:: Supplied records ::

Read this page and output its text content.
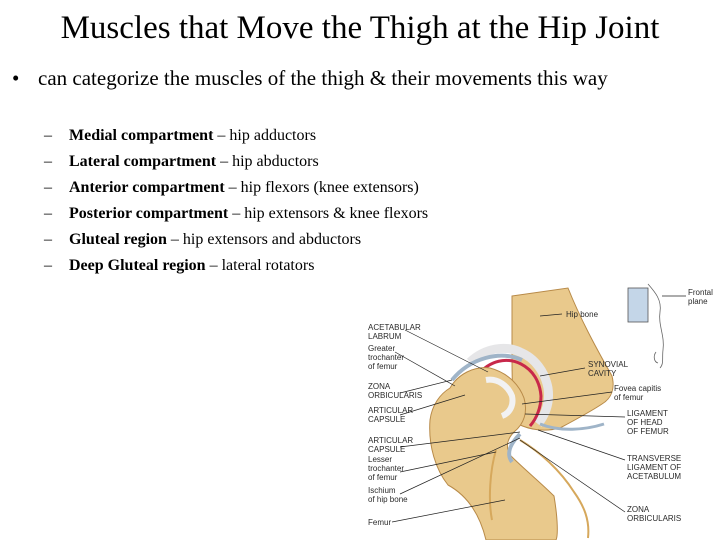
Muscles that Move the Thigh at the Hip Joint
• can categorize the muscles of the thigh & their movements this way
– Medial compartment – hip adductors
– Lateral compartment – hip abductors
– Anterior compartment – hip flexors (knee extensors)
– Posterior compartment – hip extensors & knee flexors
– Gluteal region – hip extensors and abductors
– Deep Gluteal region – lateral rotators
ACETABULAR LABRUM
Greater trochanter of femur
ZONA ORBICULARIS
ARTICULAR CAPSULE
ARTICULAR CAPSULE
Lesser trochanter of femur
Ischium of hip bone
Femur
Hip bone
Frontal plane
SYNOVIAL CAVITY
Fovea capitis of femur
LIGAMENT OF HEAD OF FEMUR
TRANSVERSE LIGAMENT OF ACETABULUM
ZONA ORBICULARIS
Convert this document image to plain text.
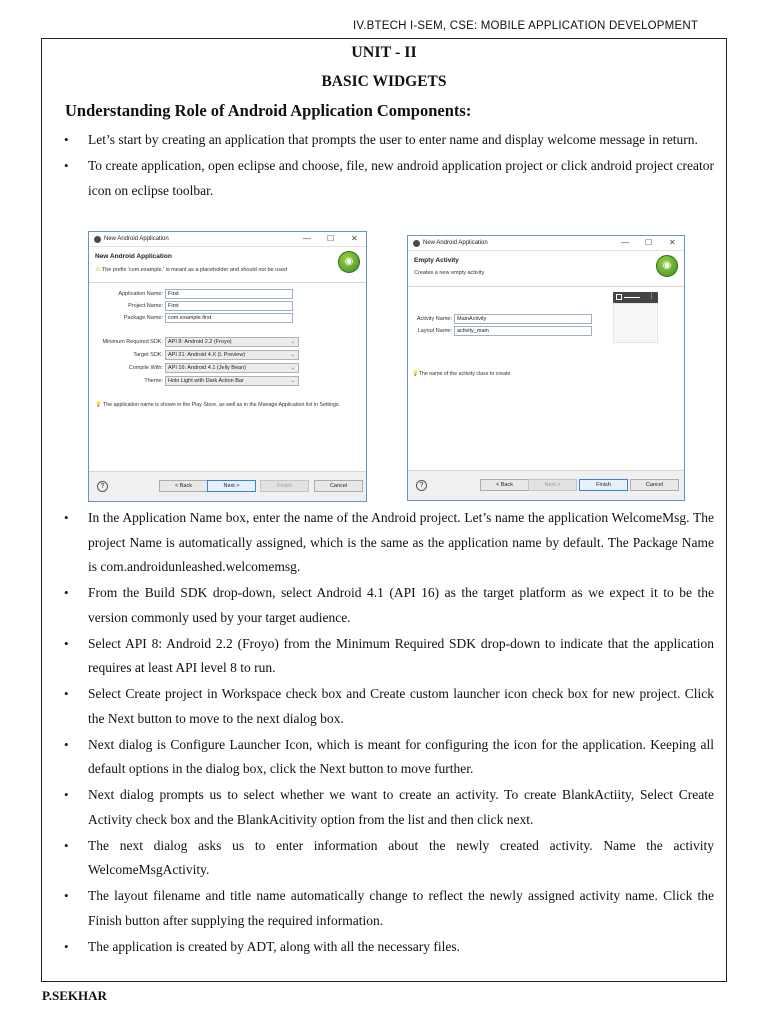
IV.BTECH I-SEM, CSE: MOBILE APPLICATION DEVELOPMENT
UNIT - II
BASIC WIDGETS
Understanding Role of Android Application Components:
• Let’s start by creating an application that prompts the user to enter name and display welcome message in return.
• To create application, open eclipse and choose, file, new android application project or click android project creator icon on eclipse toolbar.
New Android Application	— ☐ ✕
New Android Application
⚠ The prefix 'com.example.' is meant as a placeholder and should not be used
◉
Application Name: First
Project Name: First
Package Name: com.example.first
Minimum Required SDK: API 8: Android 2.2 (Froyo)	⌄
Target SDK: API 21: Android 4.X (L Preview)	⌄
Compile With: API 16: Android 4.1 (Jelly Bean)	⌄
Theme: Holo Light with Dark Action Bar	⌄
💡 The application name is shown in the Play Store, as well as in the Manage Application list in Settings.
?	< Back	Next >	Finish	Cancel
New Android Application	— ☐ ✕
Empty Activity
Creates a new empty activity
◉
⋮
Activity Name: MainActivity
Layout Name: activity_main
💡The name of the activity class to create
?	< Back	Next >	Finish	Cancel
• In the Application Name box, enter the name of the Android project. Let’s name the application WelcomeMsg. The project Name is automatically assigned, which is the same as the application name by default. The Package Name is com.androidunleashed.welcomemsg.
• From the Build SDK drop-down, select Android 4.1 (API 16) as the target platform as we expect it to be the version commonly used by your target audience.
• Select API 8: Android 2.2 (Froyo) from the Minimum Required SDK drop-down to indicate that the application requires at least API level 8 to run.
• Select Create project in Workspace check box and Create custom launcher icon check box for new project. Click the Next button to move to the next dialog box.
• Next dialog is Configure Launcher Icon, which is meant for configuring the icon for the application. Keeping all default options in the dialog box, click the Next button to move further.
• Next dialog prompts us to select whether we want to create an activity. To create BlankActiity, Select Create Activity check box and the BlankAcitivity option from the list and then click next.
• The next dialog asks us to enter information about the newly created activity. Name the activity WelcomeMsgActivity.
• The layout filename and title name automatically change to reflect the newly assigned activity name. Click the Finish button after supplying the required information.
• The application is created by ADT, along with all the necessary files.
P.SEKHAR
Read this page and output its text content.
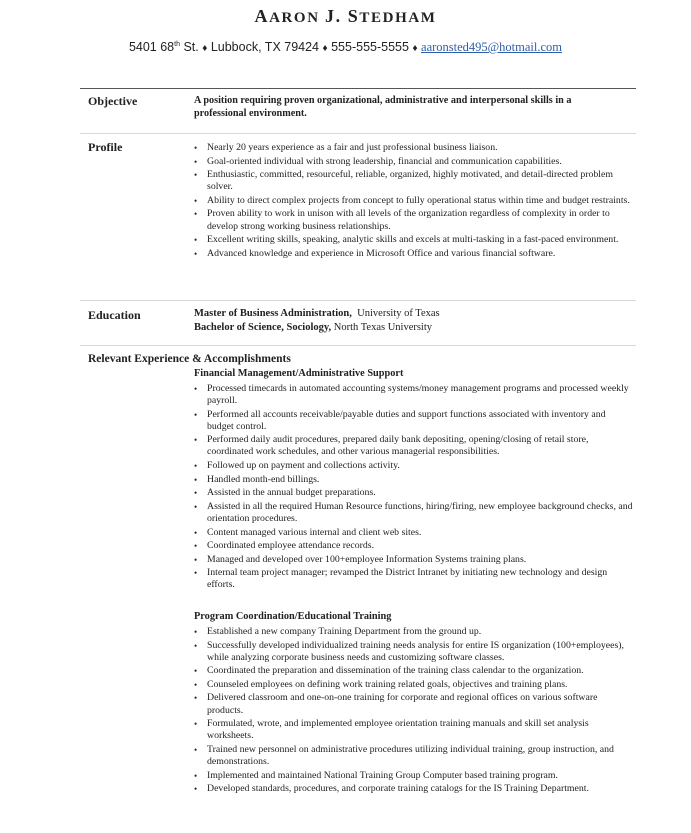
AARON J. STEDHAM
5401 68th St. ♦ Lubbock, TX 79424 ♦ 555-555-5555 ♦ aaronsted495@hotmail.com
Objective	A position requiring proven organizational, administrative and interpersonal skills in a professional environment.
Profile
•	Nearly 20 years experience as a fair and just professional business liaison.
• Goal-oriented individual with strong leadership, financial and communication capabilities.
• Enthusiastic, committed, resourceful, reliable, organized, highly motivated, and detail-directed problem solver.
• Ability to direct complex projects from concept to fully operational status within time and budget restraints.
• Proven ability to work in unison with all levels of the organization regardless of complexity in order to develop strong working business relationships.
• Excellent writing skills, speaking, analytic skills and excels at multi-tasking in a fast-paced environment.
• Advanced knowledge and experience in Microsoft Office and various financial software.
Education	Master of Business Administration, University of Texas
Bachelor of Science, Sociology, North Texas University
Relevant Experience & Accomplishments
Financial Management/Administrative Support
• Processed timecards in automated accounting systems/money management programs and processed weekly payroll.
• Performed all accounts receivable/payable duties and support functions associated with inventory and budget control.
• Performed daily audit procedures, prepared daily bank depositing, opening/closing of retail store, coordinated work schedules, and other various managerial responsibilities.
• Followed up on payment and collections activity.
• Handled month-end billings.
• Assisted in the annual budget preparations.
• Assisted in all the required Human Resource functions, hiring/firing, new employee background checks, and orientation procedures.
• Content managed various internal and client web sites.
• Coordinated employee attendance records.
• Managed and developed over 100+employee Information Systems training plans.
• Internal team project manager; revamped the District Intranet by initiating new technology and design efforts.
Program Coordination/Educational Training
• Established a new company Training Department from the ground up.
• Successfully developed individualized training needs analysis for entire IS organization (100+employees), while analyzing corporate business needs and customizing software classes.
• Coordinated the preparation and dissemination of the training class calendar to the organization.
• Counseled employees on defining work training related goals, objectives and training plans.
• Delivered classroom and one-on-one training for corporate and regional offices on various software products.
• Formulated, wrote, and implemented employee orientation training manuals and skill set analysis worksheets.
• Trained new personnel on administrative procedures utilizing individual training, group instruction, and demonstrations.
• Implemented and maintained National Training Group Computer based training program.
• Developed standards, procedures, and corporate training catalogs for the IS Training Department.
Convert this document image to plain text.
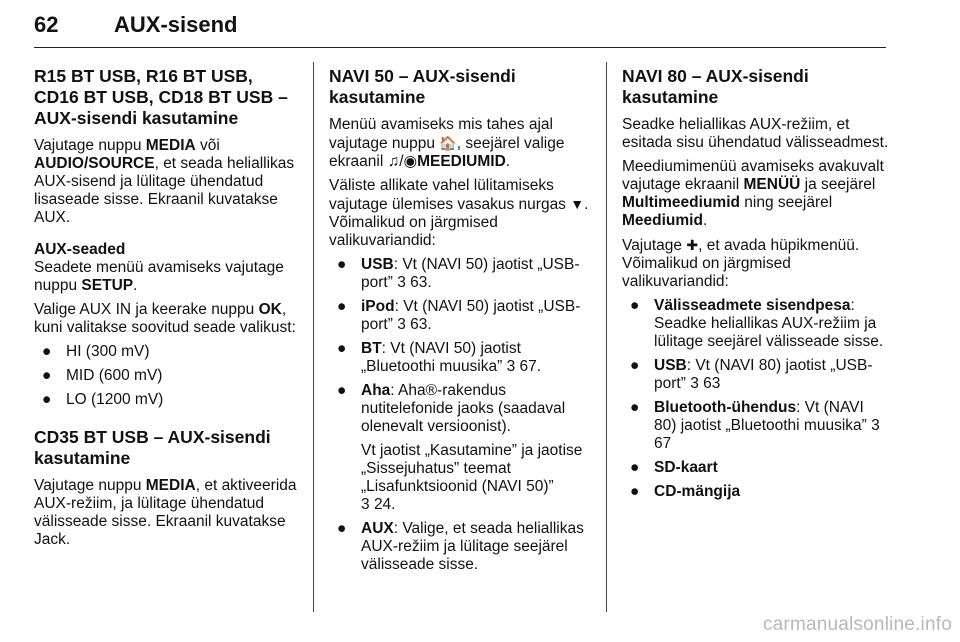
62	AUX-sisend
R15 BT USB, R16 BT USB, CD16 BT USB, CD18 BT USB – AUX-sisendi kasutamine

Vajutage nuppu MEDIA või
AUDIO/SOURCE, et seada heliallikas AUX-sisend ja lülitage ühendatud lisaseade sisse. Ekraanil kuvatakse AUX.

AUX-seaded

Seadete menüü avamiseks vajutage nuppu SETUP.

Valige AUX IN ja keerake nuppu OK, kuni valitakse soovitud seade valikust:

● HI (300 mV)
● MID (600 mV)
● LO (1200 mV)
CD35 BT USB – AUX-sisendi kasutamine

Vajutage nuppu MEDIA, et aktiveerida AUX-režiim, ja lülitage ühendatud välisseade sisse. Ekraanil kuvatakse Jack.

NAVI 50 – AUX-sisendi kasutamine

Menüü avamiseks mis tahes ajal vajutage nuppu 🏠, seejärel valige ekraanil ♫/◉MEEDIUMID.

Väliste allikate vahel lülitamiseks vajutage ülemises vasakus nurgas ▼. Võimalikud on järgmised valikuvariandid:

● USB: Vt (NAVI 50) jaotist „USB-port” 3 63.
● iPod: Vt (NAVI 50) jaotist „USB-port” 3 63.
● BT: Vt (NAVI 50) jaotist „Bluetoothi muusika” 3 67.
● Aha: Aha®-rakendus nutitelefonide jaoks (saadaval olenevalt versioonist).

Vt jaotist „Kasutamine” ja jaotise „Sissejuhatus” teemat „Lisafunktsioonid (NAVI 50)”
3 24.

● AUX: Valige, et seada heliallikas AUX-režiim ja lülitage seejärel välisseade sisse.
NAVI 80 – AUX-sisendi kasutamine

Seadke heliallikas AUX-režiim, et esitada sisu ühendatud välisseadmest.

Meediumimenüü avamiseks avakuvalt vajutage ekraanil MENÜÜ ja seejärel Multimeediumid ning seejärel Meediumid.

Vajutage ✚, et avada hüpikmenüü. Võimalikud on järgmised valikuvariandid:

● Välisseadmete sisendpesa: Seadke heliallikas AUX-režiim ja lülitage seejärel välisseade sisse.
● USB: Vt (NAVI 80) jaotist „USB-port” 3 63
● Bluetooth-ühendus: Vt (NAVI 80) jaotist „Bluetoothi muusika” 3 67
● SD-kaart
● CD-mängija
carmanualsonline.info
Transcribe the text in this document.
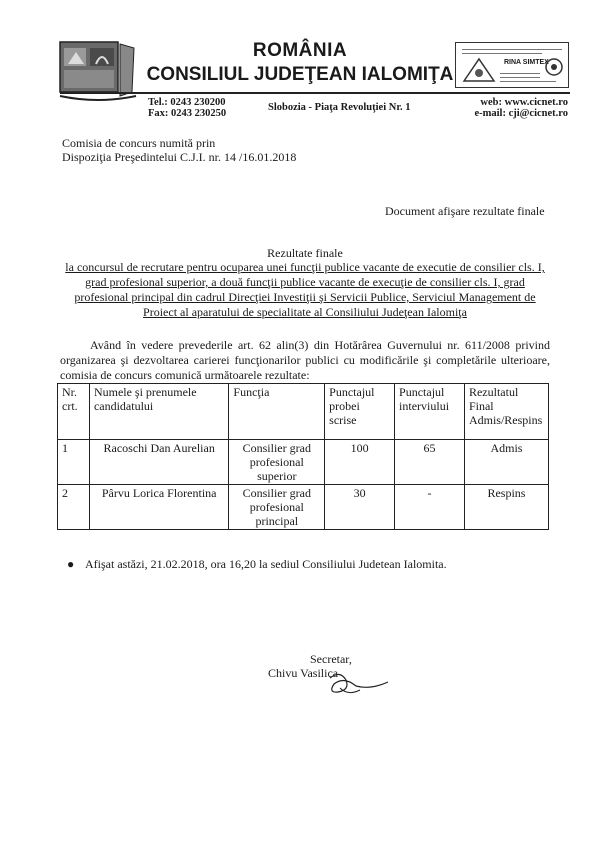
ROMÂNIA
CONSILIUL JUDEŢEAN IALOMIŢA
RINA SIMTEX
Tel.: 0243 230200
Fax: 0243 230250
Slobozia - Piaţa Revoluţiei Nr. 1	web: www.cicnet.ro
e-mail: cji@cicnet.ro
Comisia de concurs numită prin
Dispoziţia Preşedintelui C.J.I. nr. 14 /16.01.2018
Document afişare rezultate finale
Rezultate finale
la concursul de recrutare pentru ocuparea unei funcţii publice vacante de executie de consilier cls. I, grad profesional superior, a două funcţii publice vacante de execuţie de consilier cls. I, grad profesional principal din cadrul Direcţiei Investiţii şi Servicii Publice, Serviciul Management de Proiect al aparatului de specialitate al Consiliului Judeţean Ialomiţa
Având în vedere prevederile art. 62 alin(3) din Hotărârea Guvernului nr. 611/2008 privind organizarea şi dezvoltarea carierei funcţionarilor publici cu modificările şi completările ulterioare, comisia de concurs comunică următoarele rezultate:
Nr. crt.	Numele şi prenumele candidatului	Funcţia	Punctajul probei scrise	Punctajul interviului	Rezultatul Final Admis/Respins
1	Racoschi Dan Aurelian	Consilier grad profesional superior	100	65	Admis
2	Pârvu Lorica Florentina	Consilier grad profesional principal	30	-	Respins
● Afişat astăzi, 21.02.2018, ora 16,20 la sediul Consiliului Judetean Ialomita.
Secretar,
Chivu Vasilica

:::

▸ Problem statement
Count the lines above in which the word "prompts" appears, then state only that count.

▸ Result of this task
2